• **EXERCISE DIRECTIONS**: Lift out each line of the data that holds "cibles".

[Data items]
★ ★ ★ ★ ★ ★ ★

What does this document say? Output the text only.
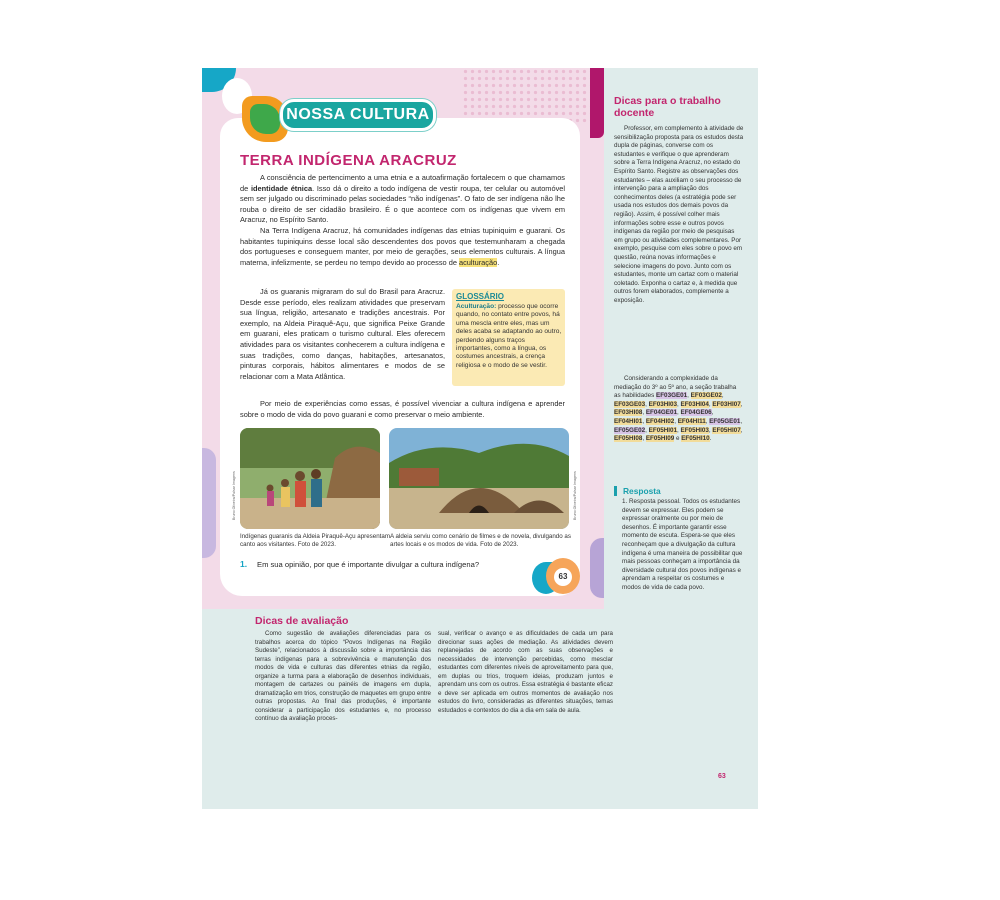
NOSSA CULTURA
TERRA INDÍGENA ARACRUZ
A consciência de pertencimento a uma etnia e a autoafirmação fortalecem o que chamamos de identidade étnica. Isso dá o direito a todo indígena de vestir roupa, ter celular ou automóvel sem ser julgado ou discriminado pelas sociedades “não indígenas”. O fato de ser indígena não lhe rouba o direito de ser cidadão brasileiro. É o que acontece com os indígenas que vivem em Aracruz, no Espírito Santo.
Na Terra Indígena Aracruz, há comunidades indígenas das etnias tupiniquim e guarani. Os habitantes tupiniquins desse local são descendentes dos povos que testemunharam a chegada dos portugueses e conseguem manter, por meio de gerações, seus elementos culturais. A língua materna, infelizmente, se perdeu no tempo devido ao processo de aculturação.
Já os guaranis migraram do sul do Brasil para Aracruz. Desde esse período, eles realizam atividades que preservam sua língua, religião, artesanato e tradições ancestrais. Por exemplo, na Aldeia Piraquê-Açu, que significa Peixe Grande em guarani, eles praticam o turismo cultural. Eles oferecem atividades para os visitantes conhecerem a cultura indígena e suas tradições, como danças, habitações, artesanatos, pinturas corporais, hábitos alimentares e modos de se relacionar com a Mata Atlântica.
GLOSSÁRIO
Aculturação: processo que ocorre quando, no contato entre povos, há uma mescla entre eles, mas um deles acaba se adaptando ao outro, perdendo alguns traços importantes, como a língua, os costumes ancestrais, a crença religiosa e o modo de se vestir.
Por meio de experiências como essas, é possível vivenciar a cultura indígena e aprender sobre o modo de vida do povo guarani e como preservar o meio ambiente.
Bruno Oliveira/Pulsar Imagens
Indígenas guaranis da Aldeia Piraquê-Açu apresentam canto aos visitantes. Foto de 2023.
Bruno Oliveira/Pulsar Imagens
A aldeia serviu como cenário de filmes e de novela, divulgando as artes locais e os modos de vida. Foto de 2023.
1. Em sua opinião, por que é importante divulgar a cultura indígena?
63
Dicas para o trabalho docente
Professor, em complemento à atividade de sensibilização proposta para os estudos desta dupla de páginas, converse com os estudantes e verifique o que aprenderam sobre a Terra Indígena Aracruz, no estado do Espírito Santo. Registre as observações dos estudantes – elas auxiliam o seu processo de intervenção para a ampliação dos conhecimentos deles (a estratégia pode ser usada nos estudos dos demais povos da região). Assim, é possível colher mais informações sobre esse e outros povos indígenas da região por meio de pesquisas em grupo ou atividades complementares. Por exemplo, pesquise com eles sobre o povo em questão, reúna novas informações e selecione imagens do povo. Junto com os estudantes, monte um cartaz com o material coletado. Exponha o cartaz e, à medida que outros forem elaborados, complemente a exposição.
Considerando a complexidade da mediação do 3º ao 5º ano, a seção trabalha as habilidades EF03GE01, EF03GE02, EF03GE03, EF03HI03, EF03HI04, EF03HI07, EF03HI08, EF04GE01, EF04GE06, EF04HI01, EF04HI02, EF04HI11, EF05GE01, EF05GE02, EF05HI01, EF05HI03, EF05HI07, EF05HI08, EF05HI09 e EF05HI10.
Resposta
1. Resposta pessoal. Todos os estudantes devem se expressar. Eles podem se expressar oralmente ou por meio de desenhos. É importante garantir esse momento de escuta. Espera-se que eles reconheçam que a divulgação da cultura indígena é uma maneira de possibilitar que mais pessoas conheçam a importância da diversidade cultural dos povos indígenas e aprendam a respeitar os costumes e modos de vida de cada povo.
Dicas de avaliação
Como sugestão de avaliações diferenciadas para os trabalhos acerca do tópico “Povos Indígenas na Região Sudeste”, relacionados à discussão sobre a importância das terras indígenas para a sobrevivência e manutenção dos modos de vida e culturas das diferentes etnias da região, organize a turma para a elaboração de desenhos individuais, montagem de cartazes ou painéis de imagens em dupla, dramatização em trios, construção de maquetes em grupo entre outras propostas. Ao final das produções, é importante considerar a participação dos estudantes e, no processo contínuo da avaliação proces-
sual, verificar o avanço e as dificuldades de cada um para direcionar suas ações de mediação. As atividades devem replanejadas de acordo com as suas observações e necessidades de intervenção percebidas, como mesclar estudantes com diferentes níveis de aproveitamento para que, em duplas ou trios, troquem ideias, produzam juntos e aprendam uns com os outros. Essa estratégia é bastante eficaz e deve ser aplicada em outros momentos de avaliação nos estudos do livro, consideradas as diferentes situações, temas estudados e contextos do dia a dia em sala de aula.
63
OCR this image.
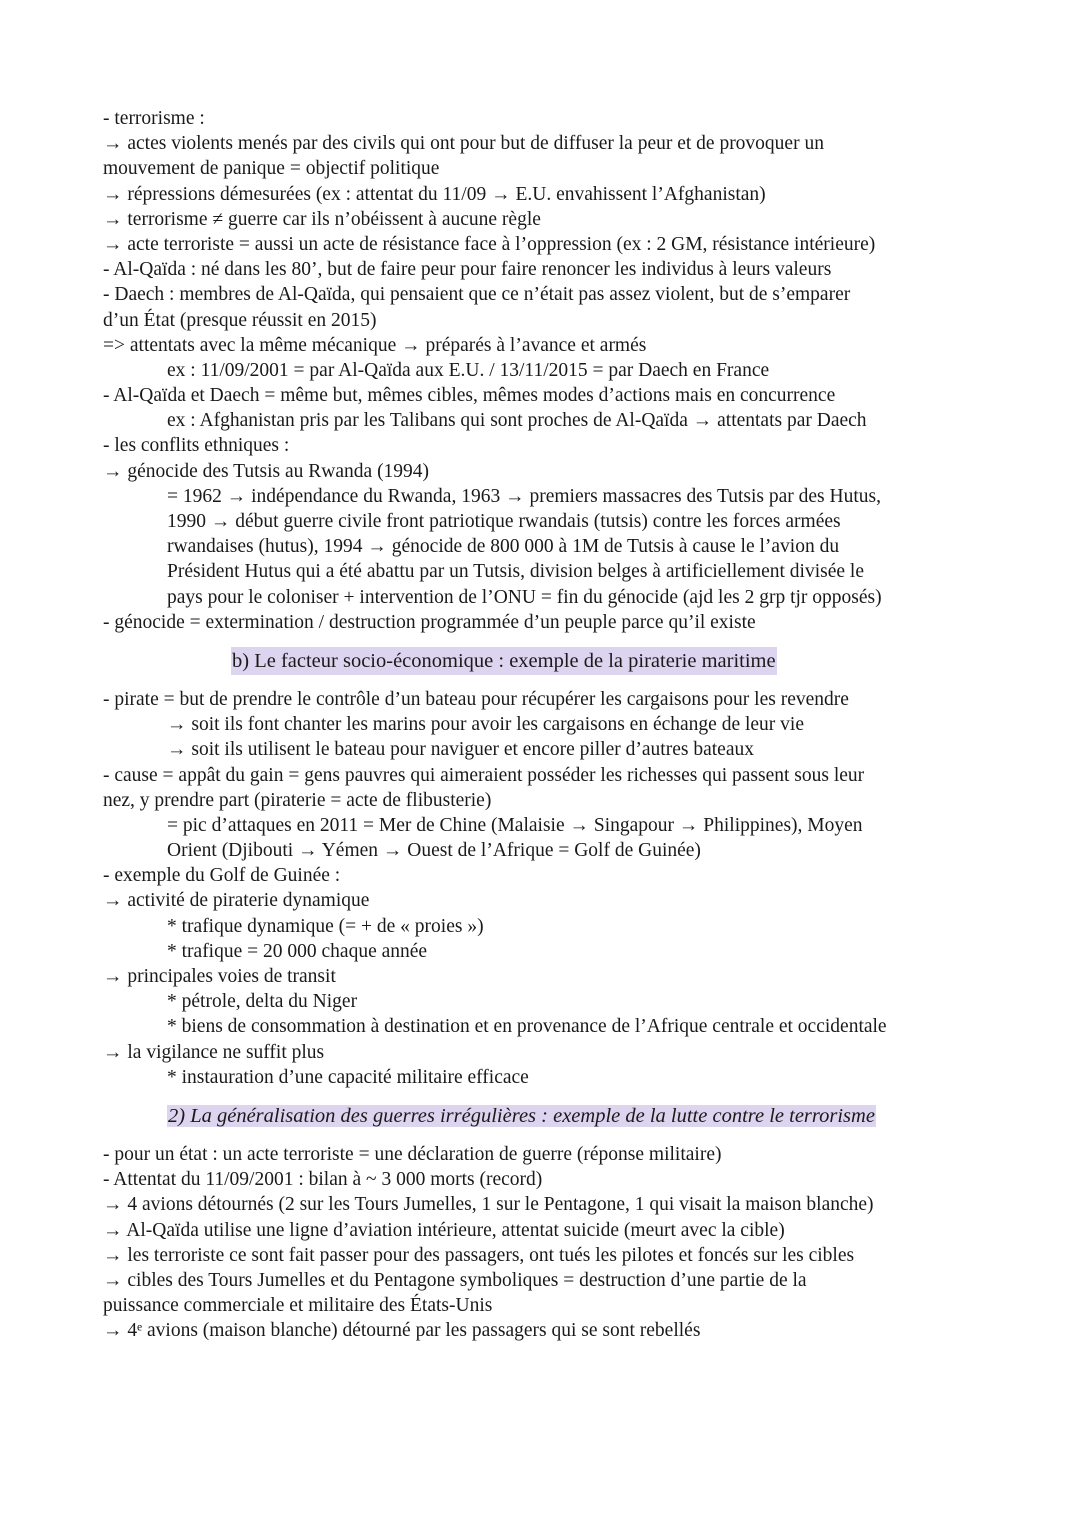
- terrorisme :
→ actes violents menés par des civils qui ont pour but de diffuser la peur et de provoquer un
mouvement de panique = objectif politique
→ répressions démesurées (ex : attentat du 11/09 → E.U. envahissent l’Afghanistan)
→ terrorisme ≠ guerre car ils n’obéissent à aucune règle
→ acte terroriste = aussi un acte de résistance face à l’oppression (ex : 2 GM, résistance intérieure)
- Al-Qaïda : né dans les 80’, but de faire peur pour faire renoncer les individus à leurs valeurs
- Daech : membres de Al-Qaïda, qui pensaient que ce n’était pas assez violent, but de s’emparer
d’un État (presque réussit en 2015)
=> attentats avec la même mécanique → préparés à l’avance et armés
ex : 11/09/2001 = par Al-Qaïda aux E.U. / 13/11/2015 = par Daech en France
- Al-Qaïda et Daech = même but, mêmes cibles, mêmes modes d’actions mais en concurrence
ex : Afghanistan pris par les Talibans qui sont proches de Al-Qaïda → attentats par Daech
- les conflits ethniques :
→ génocide des Tutsis au Rwanda (1994)
= 1962 → indépendance du Rwanda, 1963 → premiers massacres des Tutsis par des Hutus,
1990 → début guerre civile front patriotique rwandais (tutsis) contre les forces armées
rwandaises (hutus), 1994 → génocide de 800 000 à 1M de Tutsis à cause le l’avion du
Président Hutus qui a été abattu par un Tutsis, division belges à artificiellement divisée le
pays pour le coloniser + intervention de l’ONU = fin du génocide (ajd les 2 grp tjr opposés)
- génocide = extermination / destruction programmée d’un peuple parce qu’il existe
b) Le facteur socio-économique : exemple de la piraterie maritime
- pirate = but de prendre le contrôle d’un bateau pour récupérer les cargaisons pour les revendre
→ soit ils font chanter les marins pour avoir les cargaisons en échange de leur vie
→ soit ils utilisent le bateau pour naviguer et encore piller d’autres bateaux
- cause = appât du gain = gens pauvres qui aimeraient posséder les richesses qui passent sous leur
nez, y prendre part (piraterie = acte de flibusterie)
= pic d’attaques en 2011 = Mer de Chine (Malaisie → Singapour → Philippines), Moyen
Orient (Djibouti → Yémen → Ouest de l’Afrique = Golf de Guinée)
- exemple du Golf de Guinée :
→ activité de piraterie dynamique
* trafique dynamique (= + de « proies »)
* trafique = 20 000 chaque année
→ principales voies de transit
* pétrole, delta du Niger
* biens de consommation à destination et en provenance de l’Afrique centrale et occidentale
→ la vigilance ne suffit plus
* instauration d’une capacité militaire efficace
2) La généralisation des guerres irrégulières : exemple de la lutte contre le terrorisme
- pour un état : un acte terroriste = une déclaration de guerre (réponse militaire)
- Attentat du 11/09/2001 : bilan à ~ 3 000 morts (record)
→ 4 avions détournés (2 sur les Tours Jumelles, 1 sur le Pentagone, 1 qui visait la maison blanche)
→ Al-Qaïda utilise une ligne d’aviation intérieure, attentat suicide (meurt avec la cible)
→ les terroriste ce sont fait passer pour des passagers, ont tués les pilotes et foncés sur les cibles
→ cibles des Tours Jumelles et du Pentagone symboliques = destruction d’une partie de la
puissance commerciale et militaire des États-Unis
→ 4ᵉ avions (maison blanche) détourné par les passagers qui se sont rebellés
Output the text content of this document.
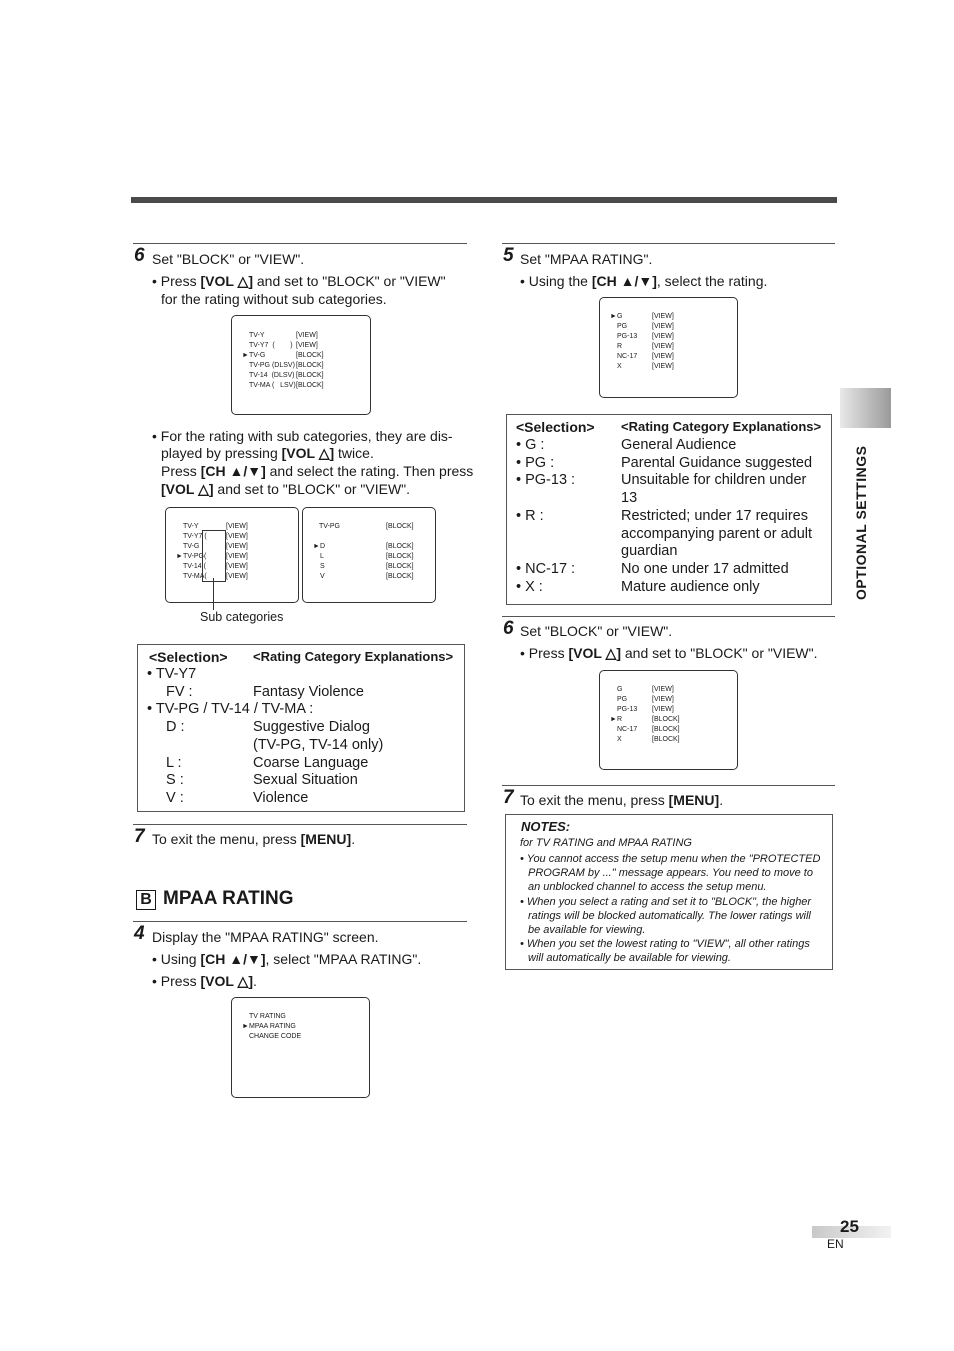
OPTIONAL SETTINGS
6 Set "BLOCK" or "VIEW".
• Press [VOL △] and set to "BLOCK" or "VIEW"
for the rating without sub categories.

TV-Y	[VIEW]

TV-Y7  (        ) [VIEW]
► TV-G	[BLOCK]

TV-PG (DLSV) [BLOCK]

TV-14  (DLSV) [BLOCK]

TV-MA (   LSV) [BLOCK]
• For the rating with sub categories, they are dis-
played by pressing [VOL △] twice.
Press [CH ▲/▼] and select the rating. Then press
[VOL △] and set to "BLOCK" or "VIEW".

TV-Y	[VIEW]

TV-Y7 (	[VIEW]

TV-G	[VIEW]
► TV-PG(	[VIEW]

TV-14 (	[VIEW]

TV-MA(	[VIEW]
TV-PG	[BLOCK]
► D	[BLOCK]

L	[BLOCK]

S	[BLOCK]

V	[BLOCK]
Sub categories
<Selection> <Rating Category Explanations>
• TV-Y7
FV :	Fantasy Violence
• TV-PG / TV-14 / TV-MA :
D :	Suggestive Dialog
(TV-PG, TV-14 only)
L :	Coarse Language
S :	Sexual Situation
V :	Violence
7 To exit the menu, press [MENU].
B MPAA RATING
4 Display the "MPAA RATING" screen.
• Using [CH ▲/▼], select "MPAA RATING".
• Press [VOL △].

TV RATING
► MPAA RATING

CHANGE CODE
5 Set "MPAA RATING".
• Using the [CH ▲/▼], select the rating.
► G	[VIEW]

PG	[VIEW]

PG-13 [VIEW]

R	[VIEW]

NC-17 [VIEW]

X	[VIEW]
<Selection> <Rating Category Explanations>
• G :	General Audience
• PG :	Parental Guidance suggested
• PG-13 :	Unsuitable for children under
13
• R :	Restricted; under 17 requires
accompanying parent or adult
guardian
• NC-17 :	No one under 17 admitted
• X :	Mature audience only
6 Set "BLOCK" or "VIEW".
• Press [VOL △] and set to "BLOCK" or "VIEW".

G	[VIEW]

PG	[VIEW]

PG-13 [VIEW]
► R	[BLOCK]

NC-17 [BLOCK]

X	[BLOCK]
7 To exit the menu, press [MENU].
NOTES:
for TV RATING and MPAA RATING
• You cannot access the setup menu when the "PROTECTED
PROGRAM by ..." message appears. You need to move to
an unblocked channel to access the setup menu.
• When you select a rating and set it to "BLOCK", the higher
ratings will be blocked automatically. The lower ratings will
be available for viewing.
• When you set the lowest rating to "VIEW", all other ratings
will automatically be available for viewing.
25
EN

★ ★ ★ ★ ★ ★ ★

• **EXPECTED ANSWER**:
- Al-Qaïda et Daech = même but, mêmes cibles, mêmes modes d’actions mais en concurrence
→ les terroriste ce sont fait passer pour des passagers, ont tués les pilotes et foncés sur les cibles
→ cibles des Tours Jumelles et du Pentagone symboliques = destruction d’une partie de la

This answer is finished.